Material for the task:
******
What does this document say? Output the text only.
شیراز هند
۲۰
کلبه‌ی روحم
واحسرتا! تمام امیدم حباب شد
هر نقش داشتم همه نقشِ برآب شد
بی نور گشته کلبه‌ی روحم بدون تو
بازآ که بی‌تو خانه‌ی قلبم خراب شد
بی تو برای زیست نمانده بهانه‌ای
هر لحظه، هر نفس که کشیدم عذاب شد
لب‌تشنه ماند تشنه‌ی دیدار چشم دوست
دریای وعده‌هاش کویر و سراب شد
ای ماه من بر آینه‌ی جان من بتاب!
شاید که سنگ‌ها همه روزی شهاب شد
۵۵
******
Objective: All lines in the data that contain the word "کلبه" should be copied.

Exercise response:
کلبه‌ی روحم
بی نور گشته کلبه‌ی روحم بدون تو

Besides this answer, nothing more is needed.